PROMPT:
Restate each line of the listing exactly, without carrying over any pictures.

SUPPLIED RECORDS:
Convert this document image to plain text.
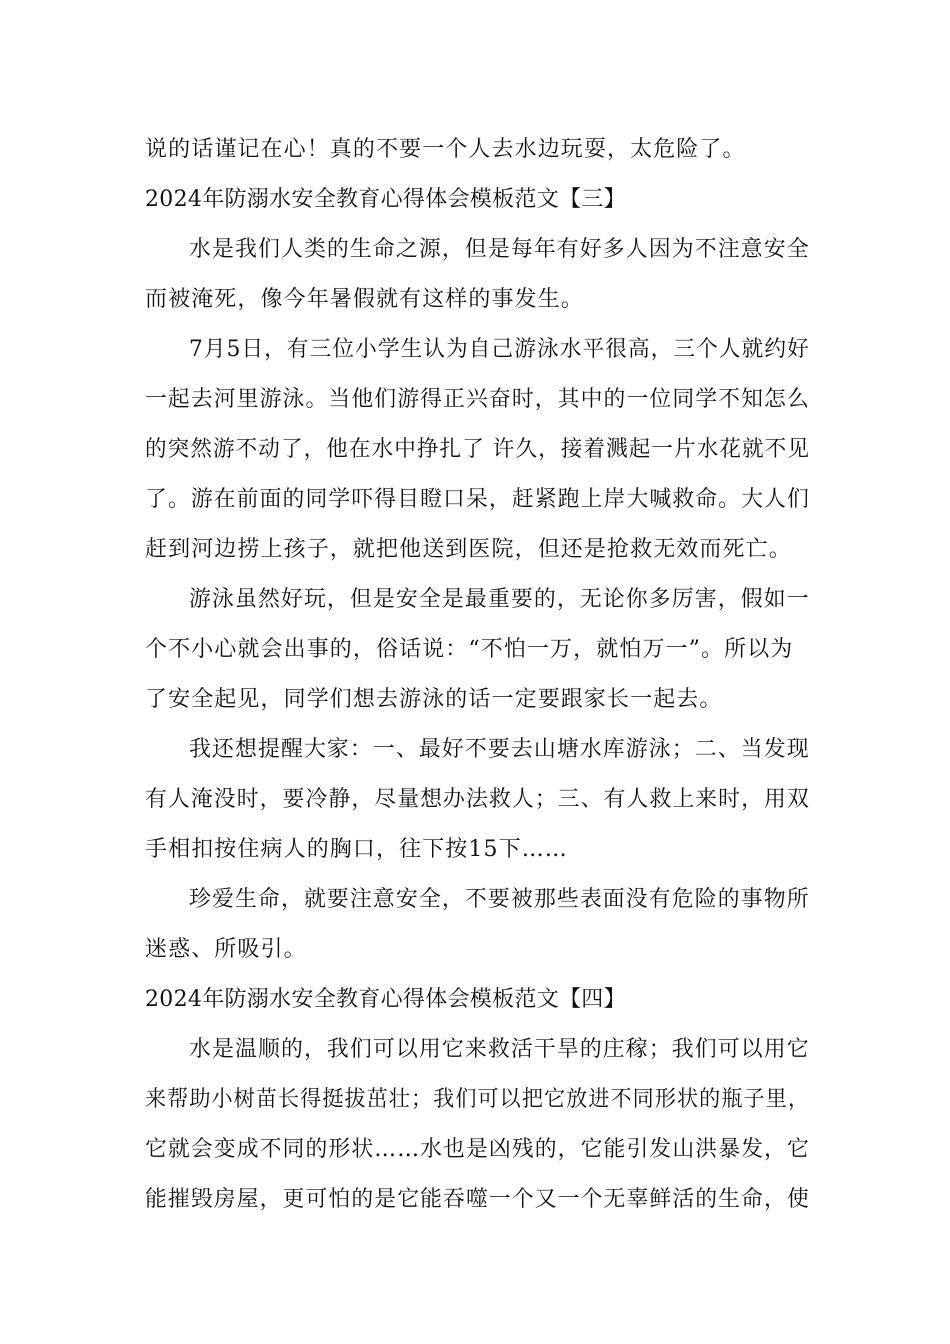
说的话谨记在心！真的不要一个人去水边玩耍，太危险了。
2024年防溺水安全教育心得体会模板范文【三】
水是我们人类的生命之源，但是每年有好多人因为不注意安全
而被淹死，像今年暑假就有这样的事发生。
7月5日，有三位小学生认为自己游泳水平很高，三个人就约好
一起去河里游泳。当他们游得正兴奋时，其中的一位同学不知怎么
的突然游不动了，他在水中挣扎了 许久，接着溅起一片水花就不见
了。游在前面的同学吓得目瞪口呆，赶紧跑上岸大喊救命。大人们
赶到河边捞上孩子，就把他送到医院，但还是抢救无效而死亡。
游泳虽然好玩，但是安全是最重要的，无论你多厉害，假如一
个不小心就会出事的，俗话说：“不怕一万，就怕万一”。所以为
了安全起见，同学们想去游泳的话一定要跟家长一起去。
我还想提醒大家：一、最好不要去山塘水库游泳；二、当发现
有人淹没时，要冷静，尽量想办法救人；三、有人救上来时，用双
手相扣按住病人的胸口，往下按15下……
珍爱生命，就要注意安全，不要被那些表面没有危险的事物所
迷惑、所吸引。
2024年防溺水安全教育心得体会模板范文【四】
水是温顺的，我们可以用它来救活干旱的庄稼；我们可以用它
来帮助小树苗长得挺拔茁壮；我们可以把它放进不同形状的瓶子里，
它就会变成不同的形状……水也是凶残的，它能引发山洪暴发，它
能摧毁房屋，更可怕的是它能吞噬一个又一个无辜鲜活的生命，使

OUTPUT BELOW:
Convert this document image to plain text.
说的话谨记在心！真的不要一个人去水边玩耍，太危险了。
2024年防溺水安全教育心得体会模板范文【三】
水是我们人类的生命之源，但是每年有好多人因为不注意安全
而被淹死，像今年暑假就有这样的事发生。
7月5日，有三位小学生认为自己游泳水平很高，三个人就约好
一起去河里游泳。当他们游得正兴奋时，其中的一位同学不知怎么
的突然游不动了，他在水中挣扎了 许久，接着溅起一片水花就不见
了。游在前面的同学吓得目瞪口呆，赶紧跑上岸大喊救命。大人们
赶到河边捞上孩子，就把他送到医院，但还是抢救无效而死亡。
游泳虽然好玩，但是安全是最重要的，无论你多厉害，假如一
个不小心就会出事的，俗话说：“不怕一万，就怕万一”。所以为
了安全起见，同学们想去游泳的话一定要跟家长一起去。
我还想提醒大家：一、最好不要去山塘水库游泳；二、当发现
有人淹没时，要冷静，尽量想办法救人；三、有人救上来时，用双
手相扣按住病人的胸口，往下按15下……
珍爱生命，就要注意安全，不要被那些表面没有危险的事物所
迷惑、所吸引。
2024年防溺水安全教育心得体会模板范文【四】
水是温顺的，我们可以用它来救活干旱的庄稼；我们可以用它
来帮助小树苗长得挺拔茁壮；我们可以把它放进不同形状的瓶子里，
它就会变成不同的形状……水也是凶残的，它能引发山洪暴发，它
能摧毁房屋，更可怕的是它能吞噬一个又一个无辜鲜活的生命，使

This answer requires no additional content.